# Short task:
Copy every line with the string "платежном" in it.

══════

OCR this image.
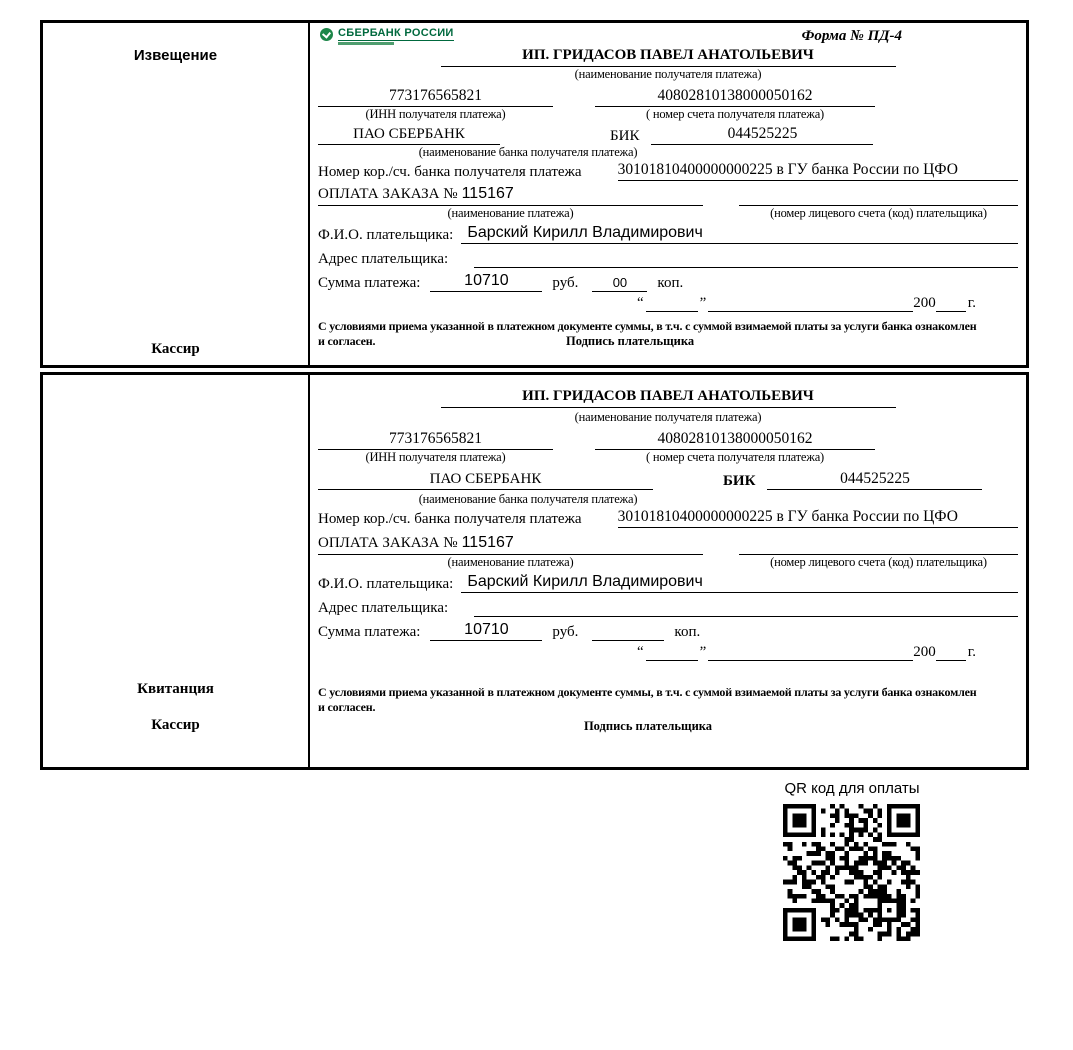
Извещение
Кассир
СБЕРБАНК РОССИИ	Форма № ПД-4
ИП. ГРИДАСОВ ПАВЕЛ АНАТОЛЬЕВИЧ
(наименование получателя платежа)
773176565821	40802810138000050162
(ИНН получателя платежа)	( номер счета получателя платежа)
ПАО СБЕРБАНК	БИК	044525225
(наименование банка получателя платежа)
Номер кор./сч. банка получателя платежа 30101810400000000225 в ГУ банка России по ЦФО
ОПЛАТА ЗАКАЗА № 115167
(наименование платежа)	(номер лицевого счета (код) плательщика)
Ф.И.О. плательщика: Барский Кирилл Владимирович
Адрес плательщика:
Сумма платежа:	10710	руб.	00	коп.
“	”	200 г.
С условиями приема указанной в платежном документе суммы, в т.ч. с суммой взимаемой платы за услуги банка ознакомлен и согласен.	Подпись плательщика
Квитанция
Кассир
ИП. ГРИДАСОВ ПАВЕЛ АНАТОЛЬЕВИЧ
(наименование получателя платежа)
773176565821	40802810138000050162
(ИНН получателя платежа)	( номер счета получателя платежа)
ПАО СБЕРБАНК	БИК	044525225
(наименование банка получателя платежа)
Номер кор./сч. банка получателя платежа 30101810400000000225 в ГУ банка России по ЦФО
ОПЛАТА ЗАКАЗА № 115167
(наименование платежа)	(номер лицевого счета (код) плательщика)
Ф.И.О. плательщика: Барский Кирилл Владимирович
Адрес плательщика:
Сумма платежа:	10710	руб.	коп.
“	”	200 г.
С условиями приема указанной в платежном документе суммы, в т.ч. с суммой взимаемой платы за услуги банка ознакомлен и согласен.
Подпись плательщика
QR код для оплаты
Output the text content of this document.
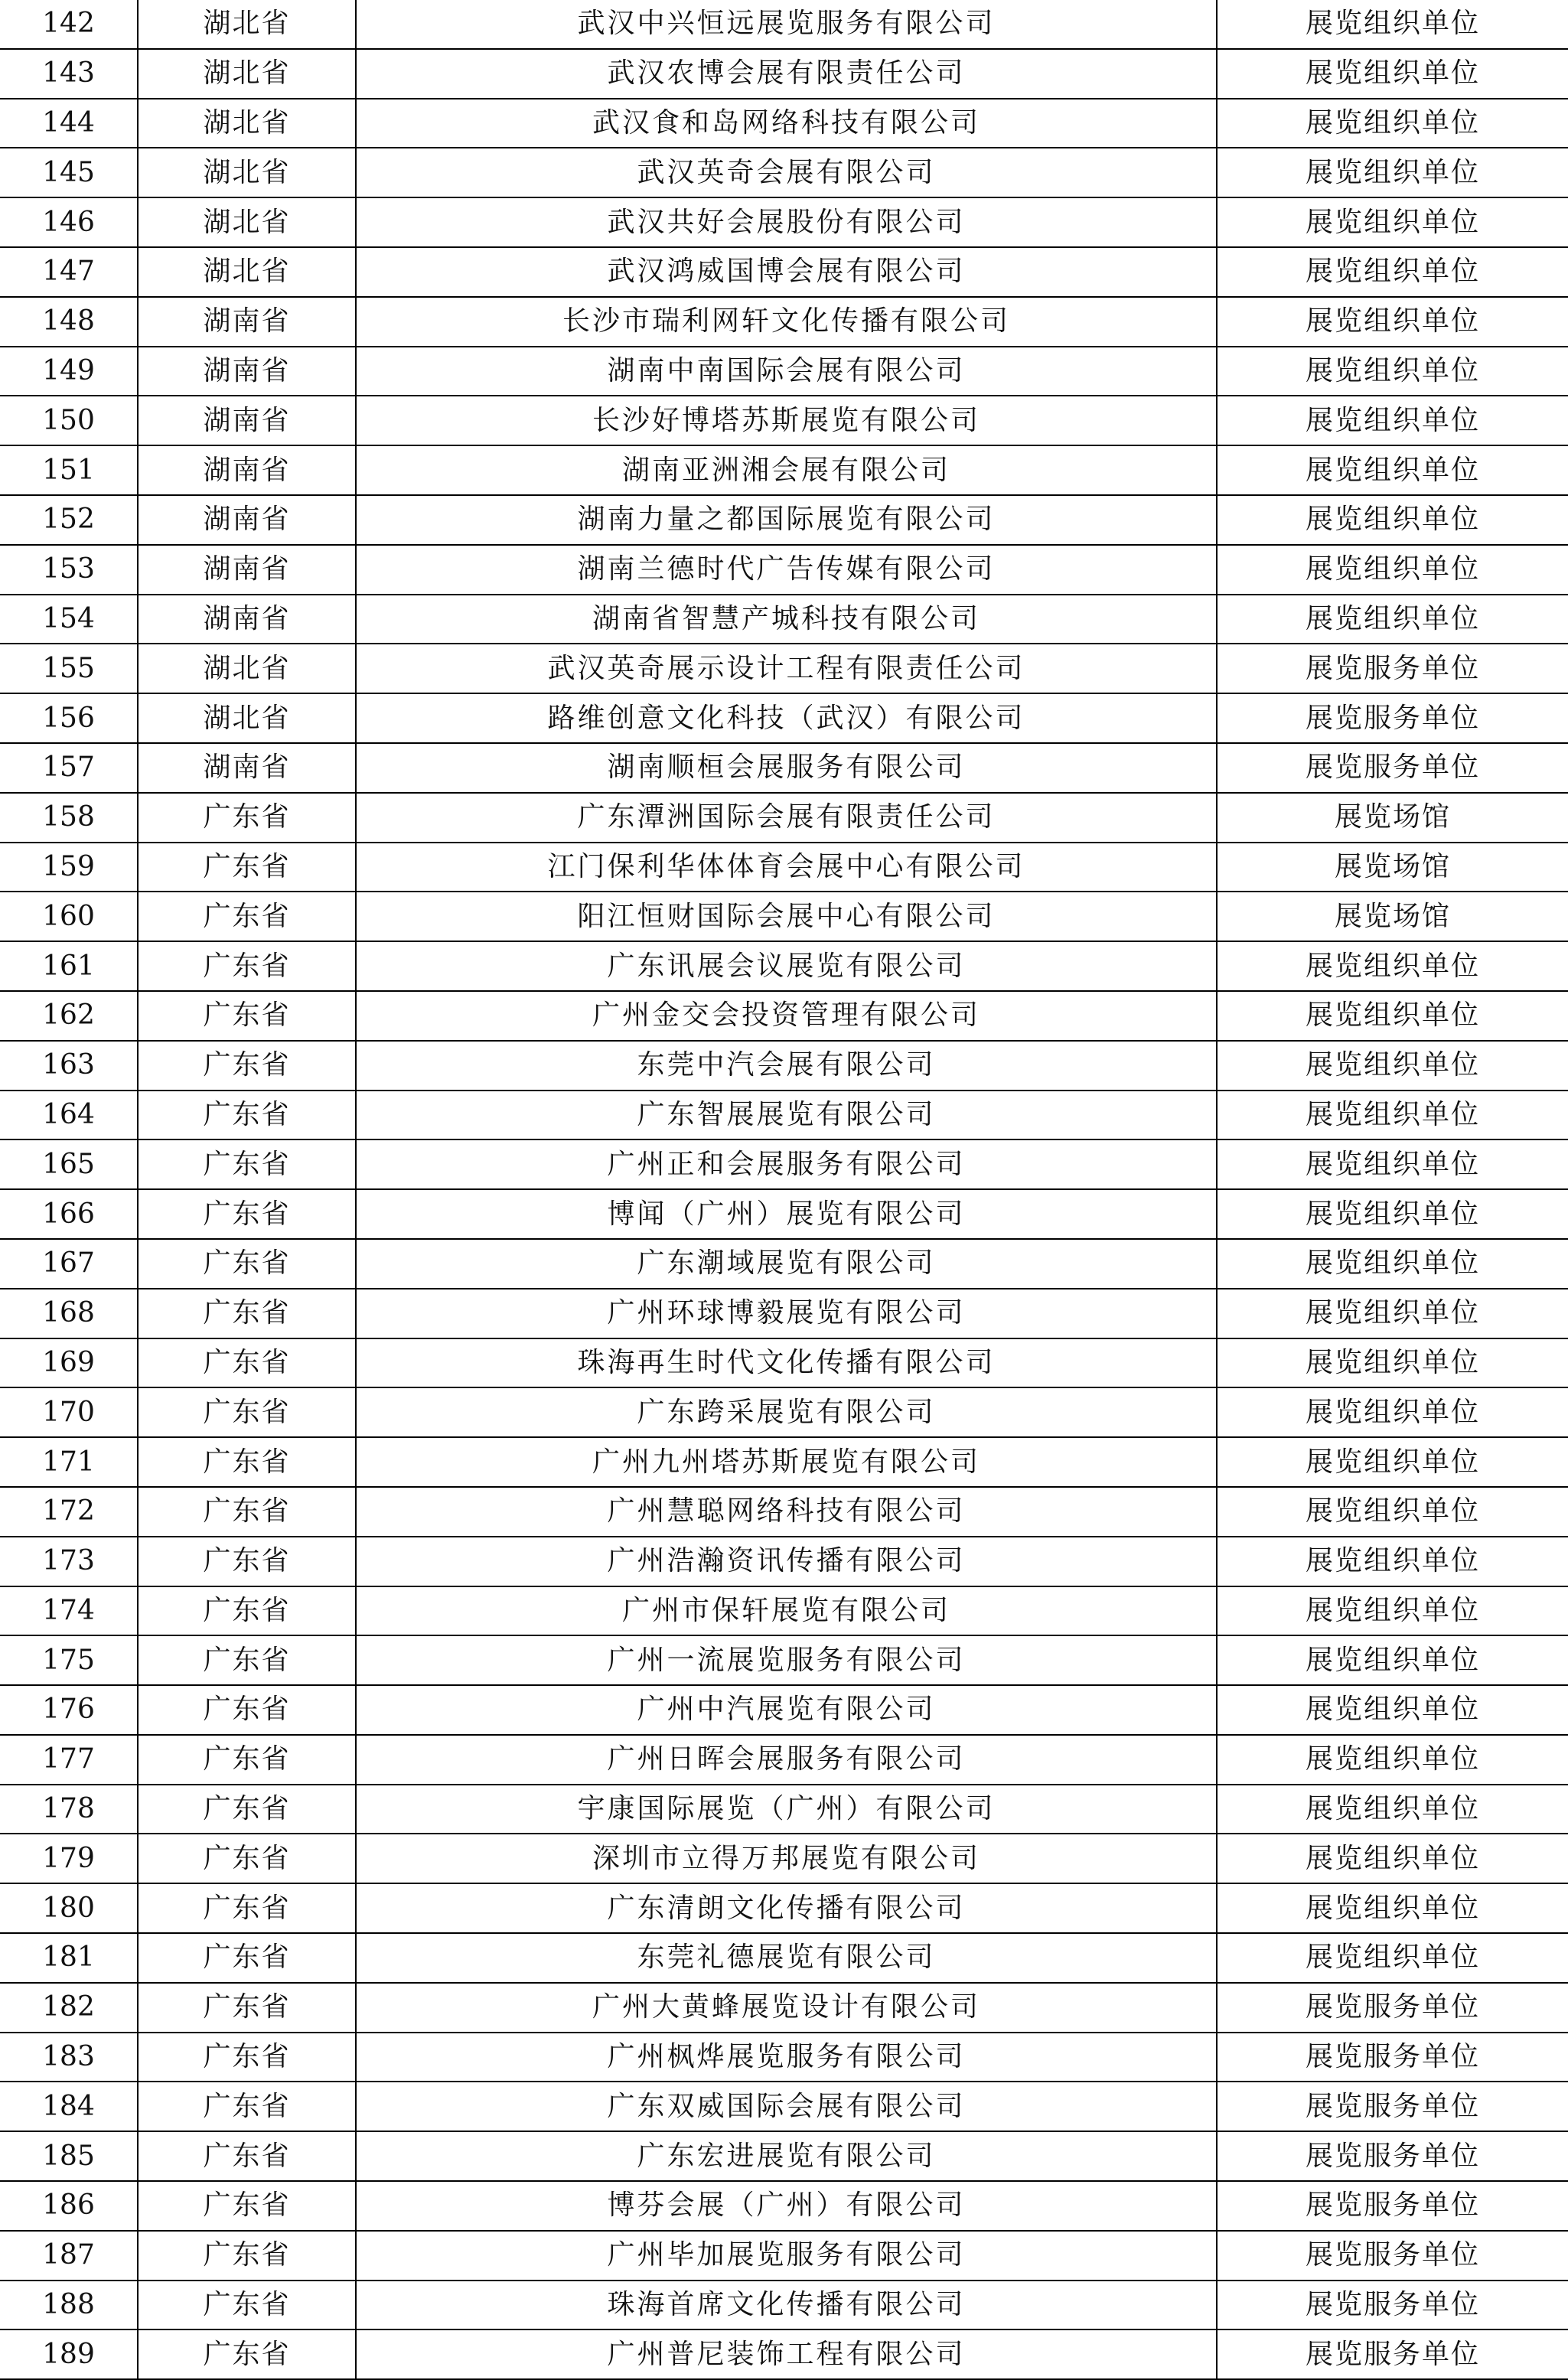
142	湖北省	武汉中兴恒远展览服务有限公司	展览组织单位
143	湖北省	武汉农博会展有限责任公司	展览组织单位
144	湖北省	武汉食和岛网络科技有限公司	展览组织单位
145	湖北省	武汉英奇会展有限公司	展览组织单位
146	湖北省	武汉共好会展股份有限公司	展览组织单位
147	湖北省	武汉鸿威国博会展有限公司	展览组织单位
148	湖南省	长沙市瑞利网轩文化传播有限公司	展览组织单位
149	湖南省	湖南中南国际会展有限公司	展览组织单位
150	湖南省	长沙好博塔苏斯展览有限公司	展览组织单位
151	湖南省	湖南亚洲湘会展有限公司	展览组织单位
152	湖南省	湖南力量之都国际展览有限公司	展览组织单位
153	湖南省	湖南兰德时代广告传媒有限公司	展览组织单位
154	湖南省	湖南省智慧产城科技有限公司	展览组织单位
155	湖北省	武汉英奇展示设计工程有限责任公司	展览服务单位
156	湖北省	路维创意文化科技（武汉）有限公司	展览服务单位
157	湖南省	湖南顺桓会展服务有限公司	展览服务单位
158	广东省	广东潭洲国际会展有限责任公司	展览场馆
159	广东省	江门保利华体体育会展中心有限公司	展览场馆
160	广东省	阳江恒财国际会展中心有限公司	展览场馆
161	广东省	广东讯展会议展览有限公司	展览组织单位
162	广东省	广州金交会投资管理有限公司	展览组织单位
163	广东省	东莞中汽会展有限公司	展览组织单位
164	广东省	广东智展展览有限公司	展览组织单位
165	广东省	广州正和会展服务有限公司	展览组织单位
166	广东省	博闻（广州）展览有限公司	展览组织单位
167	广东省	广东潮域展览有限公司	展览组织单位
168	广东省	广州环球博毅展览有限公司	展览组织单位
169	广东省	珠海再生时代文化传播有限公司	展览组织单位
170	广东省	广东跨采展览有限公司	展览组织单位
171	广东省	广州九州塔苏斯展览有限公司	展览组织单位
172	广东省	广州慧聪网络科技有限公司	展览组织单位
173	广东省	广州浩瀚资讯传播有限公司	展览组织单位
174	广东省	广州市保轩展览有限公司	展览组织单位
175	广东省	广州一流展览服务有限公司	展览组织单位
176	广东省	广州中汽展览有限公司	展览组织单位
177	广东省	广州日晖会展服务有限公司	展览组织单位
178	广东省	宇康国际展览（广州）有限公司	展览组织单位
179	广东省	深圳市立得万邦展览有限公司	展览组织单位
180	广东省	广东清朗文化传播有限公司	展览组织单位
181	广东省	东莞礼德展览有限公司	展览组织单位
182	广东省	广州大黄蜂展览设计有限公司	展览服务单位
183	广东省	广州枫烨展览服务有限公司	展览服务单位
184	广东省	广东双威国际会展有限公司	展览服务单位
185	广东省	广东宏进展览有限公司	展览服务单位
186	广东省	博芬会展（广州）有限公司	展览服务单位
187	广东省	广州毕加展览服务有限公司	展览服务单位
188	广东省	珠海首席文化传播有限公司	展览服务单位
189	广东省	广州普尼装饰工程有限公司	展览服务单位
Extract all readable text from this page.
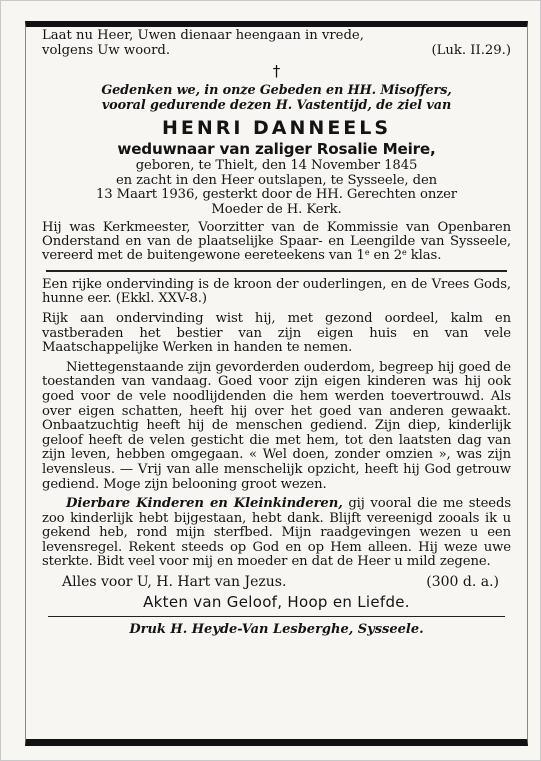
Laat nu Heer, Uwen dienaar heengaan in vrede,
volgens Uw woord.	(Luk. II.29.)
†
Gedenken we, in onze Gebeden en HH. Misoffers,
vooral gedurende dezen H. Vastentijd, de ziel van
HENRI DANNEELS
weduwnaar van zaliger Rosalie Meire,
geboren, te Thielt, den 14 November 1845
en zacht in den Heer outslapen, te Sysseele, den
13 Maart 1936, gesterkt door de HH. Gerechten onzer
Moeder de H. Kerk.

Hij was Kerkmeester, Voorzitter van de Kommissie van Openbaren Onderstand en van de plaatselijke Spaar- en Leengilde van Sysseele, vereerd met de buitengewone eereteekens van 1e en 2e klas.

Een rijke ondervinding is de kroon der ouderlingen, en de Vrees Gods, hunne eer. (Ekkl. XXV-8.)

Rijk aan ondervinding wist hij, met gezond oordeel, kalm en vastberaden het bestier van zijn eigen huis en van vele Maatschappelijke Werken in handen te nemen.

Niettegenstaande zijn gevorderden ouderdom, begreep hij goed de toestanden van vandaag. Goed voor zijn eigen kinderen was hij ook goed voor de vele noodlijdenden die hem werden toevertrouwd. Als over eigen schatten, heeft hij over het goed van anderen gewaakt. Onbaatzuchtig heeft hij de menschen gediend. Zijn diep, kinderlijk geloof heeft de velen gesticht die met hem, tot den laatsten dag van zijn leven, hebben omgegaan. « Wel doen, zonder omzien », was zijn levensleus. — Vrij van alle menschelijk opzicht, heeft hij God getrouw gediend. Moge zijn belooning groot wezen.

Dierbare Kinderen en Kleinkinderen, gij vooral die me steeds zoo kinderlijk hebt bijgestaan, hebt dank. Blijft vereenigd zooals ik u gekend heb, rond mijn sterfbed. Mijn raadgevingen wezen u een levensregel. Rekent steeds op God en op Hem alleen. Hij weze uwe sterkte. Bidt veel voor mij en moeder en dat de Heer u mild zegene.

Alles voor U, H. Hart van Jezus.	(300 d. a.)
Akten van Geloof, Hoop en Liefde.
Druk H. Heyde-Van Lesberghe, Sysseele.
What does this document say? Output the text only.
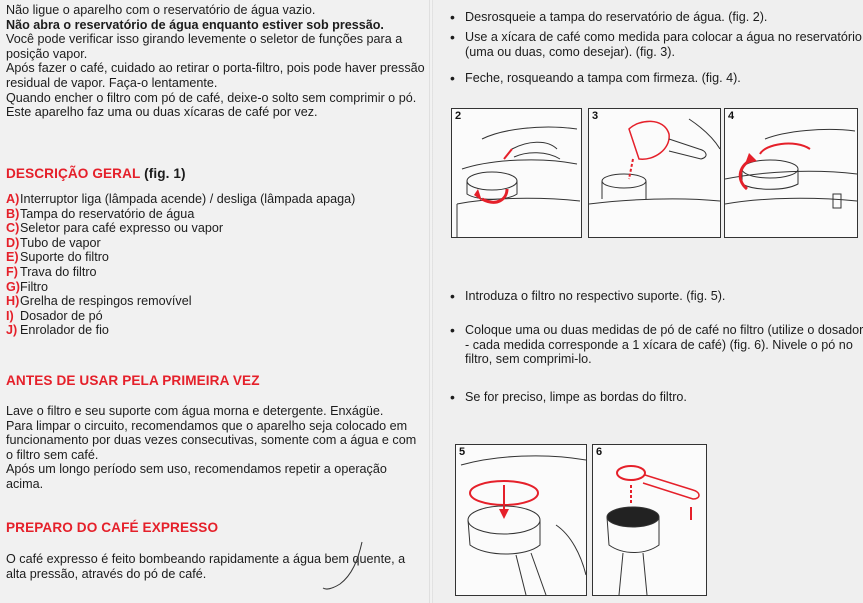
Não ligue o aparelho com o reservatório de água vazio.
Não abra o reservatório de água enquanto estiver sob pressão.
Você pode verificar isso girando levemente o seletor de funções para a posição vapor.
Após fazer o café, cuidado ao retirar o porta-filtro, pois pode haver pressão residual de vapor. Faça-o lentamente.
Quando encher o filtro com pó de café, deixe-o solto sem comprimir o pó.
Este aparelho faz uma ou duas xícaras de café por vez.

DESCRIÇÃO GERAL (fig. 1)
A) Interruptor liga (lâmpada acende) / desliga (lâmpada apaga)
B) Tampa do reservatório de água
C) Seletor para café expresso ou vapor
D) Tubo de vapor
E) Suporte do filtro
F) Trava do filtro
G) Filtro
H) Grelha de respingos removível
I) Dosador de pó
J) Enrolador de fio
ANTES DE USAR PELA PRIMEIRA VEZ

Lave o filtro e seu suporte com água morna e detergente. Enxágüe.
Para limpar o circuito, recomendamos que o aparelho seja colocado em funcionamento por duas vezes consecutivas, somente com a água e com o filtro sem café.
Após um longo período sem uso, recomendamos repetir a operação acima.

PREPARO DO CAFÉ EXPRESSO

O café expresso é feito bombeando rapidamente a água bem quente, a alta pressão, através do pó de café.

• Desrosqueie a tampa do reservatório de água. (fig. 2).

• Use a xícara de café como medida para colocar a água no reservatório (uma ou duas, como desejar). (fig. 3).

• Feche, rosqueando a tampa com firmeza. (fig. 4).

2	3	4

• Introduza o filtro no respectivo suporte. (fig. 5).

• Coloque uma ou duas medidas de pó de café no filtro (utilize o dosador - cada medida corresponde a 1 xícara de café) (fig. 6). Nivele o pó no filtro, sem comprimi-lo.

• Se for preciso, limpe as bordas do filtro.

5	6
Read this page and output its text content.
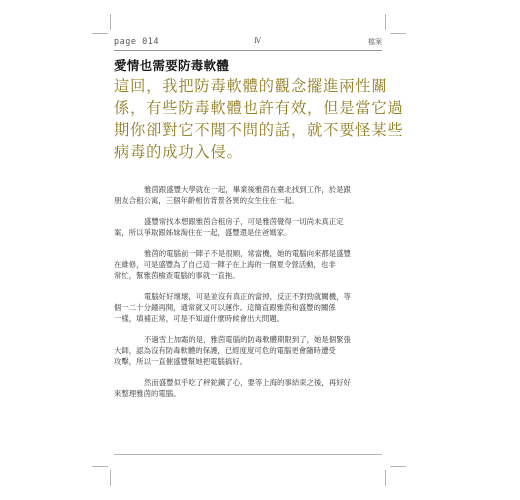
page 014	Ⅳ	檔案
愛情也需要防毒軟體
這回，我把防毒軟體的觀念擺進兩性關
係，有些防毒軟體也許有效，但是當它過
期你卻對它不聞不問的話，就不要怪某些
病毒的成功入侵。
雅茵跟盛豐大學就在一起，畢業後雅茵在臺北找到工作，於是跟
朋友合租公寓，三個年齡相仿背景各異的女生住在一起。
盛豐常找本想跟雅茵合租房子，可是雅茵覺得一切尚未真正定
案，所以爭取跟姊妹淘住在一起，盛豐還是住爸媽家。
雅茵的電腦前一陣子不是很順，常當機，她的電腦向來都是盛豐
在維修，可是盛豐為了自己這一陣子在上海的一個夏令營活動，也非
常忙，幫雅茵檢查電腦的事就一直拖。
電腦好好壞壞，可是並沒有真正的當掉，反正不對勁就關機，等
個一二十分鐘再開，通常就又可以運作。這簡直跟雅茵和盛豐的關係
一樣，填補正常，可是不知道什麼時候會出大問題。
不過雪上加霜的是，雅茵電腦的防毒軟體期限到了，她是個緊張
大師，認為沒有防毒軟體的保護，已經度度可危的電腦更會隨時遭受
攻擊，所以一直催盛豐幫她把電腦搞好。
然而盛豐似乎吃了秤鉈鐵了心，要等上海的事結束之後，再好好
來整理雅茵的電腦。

══════

# Solution for this task:
С условиями приема указанной в платежном документе суммы, в т.ч. с суммой взимаемой платы за услуги банка ознакомлен и согласен.	Подпись плательщика
С условиями приема указанной в платежном документе суммы, в т.ч. с суммой взимаемой платы за услуги банка ознакомлен и согласен.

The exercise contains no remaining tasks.